**Written task:**
From the listing below, pull out all lines with "difference" in them.

[Part of a data file]
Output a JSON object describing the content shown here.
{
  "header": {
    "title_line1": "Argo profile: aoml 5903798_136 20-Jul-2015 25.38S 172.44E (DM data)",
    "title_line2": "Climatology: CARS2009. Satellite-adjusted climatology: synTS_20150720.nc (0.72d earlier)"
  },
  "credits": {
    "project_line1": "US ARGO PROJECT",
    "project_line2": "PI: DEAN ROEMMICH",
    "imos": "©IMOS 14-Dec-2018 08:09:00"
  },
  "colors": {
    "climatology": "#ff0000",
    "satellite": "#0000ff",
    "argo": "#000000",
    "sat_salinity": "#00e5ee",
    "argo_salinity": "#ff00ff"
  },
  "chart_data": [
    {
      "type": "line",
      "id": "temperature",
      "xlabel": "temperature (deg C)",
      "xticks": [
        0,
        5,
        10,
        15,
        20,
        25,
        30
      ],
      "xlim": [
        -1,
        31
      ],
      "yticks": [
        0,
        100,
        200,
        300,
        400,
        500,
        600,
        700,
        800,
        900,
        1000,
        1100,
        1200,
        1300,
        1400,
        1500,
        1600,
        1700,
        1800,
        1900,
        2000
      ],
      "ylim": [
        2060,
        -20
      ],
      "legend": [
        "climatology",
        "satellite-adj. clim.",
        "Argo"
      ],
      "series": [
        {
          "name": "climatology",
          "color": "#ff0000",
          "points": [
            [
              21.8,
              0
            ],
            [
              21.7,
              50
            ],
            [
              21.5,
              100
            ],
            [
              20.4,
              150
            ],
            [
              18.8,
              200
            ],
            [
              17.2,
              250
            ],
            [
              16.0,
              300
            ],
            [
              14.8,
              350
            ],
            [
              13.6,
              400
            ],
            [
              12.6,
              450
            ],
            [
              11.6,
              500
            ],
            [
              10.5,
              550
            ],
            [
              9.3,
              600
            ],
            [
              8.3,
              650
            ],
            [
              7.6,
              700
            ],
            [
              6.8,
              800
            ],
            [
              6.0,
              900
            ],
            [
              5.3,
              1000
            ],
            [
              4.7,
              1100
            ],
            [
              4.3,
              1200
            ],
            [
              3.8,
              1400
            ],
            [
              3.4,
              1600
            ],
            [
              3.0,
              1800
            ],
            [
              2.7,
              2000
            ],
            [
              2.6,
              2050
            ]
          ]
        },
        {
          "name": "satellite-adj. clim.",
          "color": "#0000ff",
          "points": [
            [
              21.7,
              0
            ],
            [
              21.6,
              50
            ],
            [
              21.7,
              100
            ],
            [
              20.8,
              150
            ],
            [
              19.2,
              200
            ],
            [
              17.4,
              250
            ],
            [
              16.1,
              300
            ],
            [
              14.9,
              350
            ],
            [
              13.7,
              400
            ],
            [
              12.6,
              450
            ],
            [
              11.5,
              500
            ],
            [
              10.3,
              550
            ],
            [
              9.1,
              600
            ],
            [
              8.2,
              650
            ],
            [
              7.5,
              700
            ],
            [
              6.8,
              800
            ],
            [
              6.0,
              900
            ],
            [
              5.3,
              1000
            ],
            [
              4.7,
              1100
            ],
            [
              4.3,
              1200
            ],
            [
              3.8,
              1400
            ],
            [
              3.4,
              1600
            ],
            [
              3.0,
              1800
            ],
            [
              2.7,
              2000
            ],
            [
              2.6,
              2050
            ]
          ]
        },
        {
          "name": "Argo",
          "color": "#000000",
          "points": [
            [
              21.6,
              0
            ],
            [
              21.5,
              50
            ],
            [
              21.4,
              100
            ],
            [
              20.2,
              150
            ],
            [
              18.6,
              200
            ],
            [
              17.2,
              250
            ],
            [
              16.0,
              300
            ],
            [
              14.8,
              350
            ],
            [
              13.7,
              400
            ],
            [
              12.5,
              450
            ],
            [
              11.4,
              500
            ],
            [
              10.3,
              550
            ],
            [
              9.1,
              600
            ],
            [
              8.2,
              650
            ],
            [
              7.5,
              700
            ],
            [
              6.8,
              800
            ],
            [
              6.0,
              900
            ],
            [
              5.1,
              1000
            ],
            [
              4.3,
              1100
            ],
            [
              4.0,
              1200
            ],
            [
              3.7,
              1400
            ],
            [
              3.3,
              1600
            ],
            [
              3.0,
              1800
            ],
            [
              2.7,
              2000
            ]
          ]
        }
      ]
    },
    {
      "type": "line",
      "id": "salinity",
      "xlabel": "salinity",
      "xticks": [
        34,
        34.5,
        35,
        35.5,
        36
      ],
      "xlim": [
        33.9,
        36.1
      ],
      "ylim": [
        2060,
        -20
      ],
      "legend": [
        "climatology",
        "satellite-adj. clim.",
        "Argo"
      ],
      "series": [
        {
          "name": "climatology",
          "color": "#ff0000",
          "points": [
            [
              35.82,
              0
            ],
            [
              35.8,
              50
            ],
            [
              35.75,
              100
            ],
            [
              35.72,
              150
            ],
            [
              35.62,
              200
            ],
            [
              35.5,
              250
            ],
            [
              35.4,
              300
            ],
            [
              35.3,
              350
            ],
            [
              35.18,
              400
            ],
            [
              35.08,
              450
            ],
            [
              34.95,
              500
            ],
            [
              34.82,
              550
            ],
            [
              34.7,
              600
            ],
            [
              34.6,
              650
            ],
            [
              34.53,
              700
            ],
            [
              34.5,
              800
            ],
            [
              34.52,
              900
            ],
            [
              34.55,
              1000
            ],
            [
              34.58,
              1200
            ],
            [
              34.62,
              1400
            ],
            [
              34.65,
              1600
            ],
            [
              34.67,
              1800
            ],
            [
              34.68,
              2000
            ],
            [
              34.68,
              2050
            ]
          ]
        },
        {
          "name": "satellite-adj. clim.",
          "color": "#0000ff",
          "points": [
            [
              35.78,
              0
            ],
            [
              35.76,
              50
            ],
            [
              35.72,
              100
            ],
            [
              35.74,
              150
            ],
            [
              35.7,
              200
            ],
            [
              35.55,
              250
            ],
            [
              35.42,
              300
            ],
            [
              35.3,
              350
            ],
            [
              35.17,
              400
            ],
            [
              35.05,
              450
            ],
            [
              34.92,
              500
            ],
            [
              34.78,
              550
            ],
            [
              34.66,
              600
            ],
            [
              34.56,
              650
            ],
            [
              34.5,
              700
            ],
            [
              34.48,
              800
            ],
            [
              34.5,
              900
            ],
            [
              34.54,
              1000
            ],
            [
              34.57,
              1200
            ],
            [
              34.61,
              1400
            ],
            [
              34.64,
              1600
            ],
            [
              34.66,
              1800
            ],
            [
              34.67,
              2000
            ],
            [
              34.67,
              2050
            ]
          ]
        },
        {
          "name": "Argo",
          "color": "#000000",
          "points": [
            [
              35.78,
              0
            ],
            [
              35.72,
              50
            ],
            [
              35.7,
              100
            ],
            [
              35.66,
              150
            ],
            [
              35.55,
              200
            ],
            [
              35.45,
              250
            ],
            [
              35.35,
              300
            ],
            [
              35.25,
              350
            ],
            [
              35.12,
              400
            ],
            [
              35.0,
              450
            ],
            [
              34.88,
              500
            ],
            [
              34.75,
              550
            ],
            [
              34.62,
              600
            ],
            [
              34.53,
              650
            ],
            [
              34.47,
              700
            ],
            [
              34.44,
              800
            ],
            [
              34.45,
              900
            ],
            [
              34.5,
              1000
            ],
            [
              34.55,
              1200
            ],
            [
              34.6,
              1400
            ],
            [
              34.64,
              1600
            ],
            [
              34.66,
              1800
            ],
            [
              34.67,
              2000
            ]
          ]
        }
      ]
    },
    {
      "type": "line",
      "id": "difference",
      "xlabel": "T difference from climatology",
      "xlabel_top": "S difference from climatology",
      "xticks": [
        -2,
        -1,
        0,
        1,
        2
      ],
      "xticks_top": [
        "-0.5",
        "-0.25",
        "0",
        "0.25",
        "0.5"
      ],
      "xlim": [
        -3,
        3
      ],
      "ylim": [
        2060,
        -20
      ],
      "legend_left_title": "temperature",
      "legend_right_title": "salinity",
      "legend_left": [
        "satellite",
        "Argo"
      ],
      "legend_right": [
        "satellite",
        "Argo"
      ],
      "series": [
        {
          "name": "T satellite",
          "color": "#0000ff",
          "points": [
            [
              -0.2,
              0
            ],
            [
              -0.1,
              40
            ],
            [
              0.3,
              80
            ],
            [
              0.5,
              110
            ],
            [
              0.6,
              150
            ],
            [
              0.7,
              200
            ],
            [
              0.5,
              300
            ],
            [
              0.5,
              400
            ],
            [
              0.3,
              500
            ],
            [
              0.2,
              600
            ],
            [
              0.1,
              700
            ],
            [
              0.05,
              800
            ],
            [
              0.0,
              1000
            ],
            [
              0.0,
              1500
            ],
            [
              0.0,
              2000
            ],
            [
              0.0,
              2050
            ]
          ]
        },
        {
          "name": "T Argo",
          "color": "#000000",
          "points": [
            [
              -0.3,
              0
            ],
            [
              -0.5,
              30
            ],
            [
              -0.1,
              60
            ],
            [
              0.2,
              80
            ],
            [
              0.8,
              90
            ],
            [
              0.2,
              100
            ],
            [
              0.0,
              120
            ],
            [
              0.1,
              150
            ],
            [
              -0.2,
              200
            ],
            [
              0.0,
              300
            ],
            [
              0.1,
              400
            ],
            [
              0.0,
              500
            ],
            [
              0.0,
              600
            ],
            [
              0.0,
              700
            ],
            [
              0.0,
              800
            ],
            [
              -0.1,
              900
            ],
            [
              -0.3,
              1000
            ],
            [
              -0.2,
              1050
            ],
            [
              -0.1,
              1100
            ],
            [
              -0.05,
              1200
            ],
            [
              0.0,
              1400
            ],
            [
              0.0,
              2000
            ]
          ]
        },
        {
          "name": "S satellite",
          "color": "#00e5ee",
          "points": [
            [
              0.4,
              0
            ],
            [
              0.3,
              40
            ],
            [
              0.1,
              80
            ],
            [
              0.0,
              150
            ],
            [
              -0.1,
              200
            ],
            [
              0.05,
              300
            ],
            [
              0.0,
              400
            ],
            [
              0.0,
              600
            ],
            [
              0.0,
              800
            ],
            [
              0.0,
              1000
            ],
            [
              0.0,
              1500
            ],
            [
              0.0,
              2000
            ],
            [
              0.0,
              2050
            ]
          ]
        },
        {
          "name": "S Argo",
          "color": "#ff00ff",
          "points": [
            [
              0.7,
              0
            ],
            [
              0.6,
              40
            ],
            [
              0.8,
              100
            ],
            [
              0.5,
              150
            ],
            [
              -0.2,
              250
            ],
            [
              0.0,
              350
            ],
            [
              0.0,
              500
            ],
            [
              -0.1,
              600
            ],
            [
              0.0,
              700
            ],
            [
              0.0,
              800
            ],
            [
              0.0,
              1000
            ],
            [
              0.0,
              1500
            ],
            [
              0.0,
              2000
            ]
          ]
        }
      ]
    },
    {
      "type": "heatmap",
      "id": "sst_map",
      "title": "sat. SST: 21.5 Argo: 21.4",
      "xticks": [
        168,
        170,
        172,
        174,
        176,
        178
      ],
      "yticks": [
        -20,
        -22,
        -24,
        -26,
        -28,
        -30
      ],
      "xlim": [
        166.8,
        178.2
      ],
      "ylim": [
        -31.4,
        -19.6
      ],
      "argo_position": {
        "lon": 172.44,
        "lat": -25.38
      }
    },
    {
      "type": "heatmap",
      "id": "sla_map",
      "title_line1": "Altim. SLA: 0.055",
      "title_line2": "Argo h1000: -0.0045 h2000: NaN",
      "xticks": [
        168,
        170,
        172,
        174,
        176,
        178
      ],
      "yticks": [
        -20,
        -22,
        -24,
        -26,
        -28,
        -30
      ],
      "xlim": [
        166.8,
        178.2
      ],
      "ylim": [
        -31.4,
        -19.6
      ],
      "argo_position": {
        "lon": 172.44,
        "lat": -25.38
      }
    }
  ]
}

**Full response:**
      "id": "difference",
      "xlabel": "T difference from climatology",
      "xlabel_top": "S difference from climatology",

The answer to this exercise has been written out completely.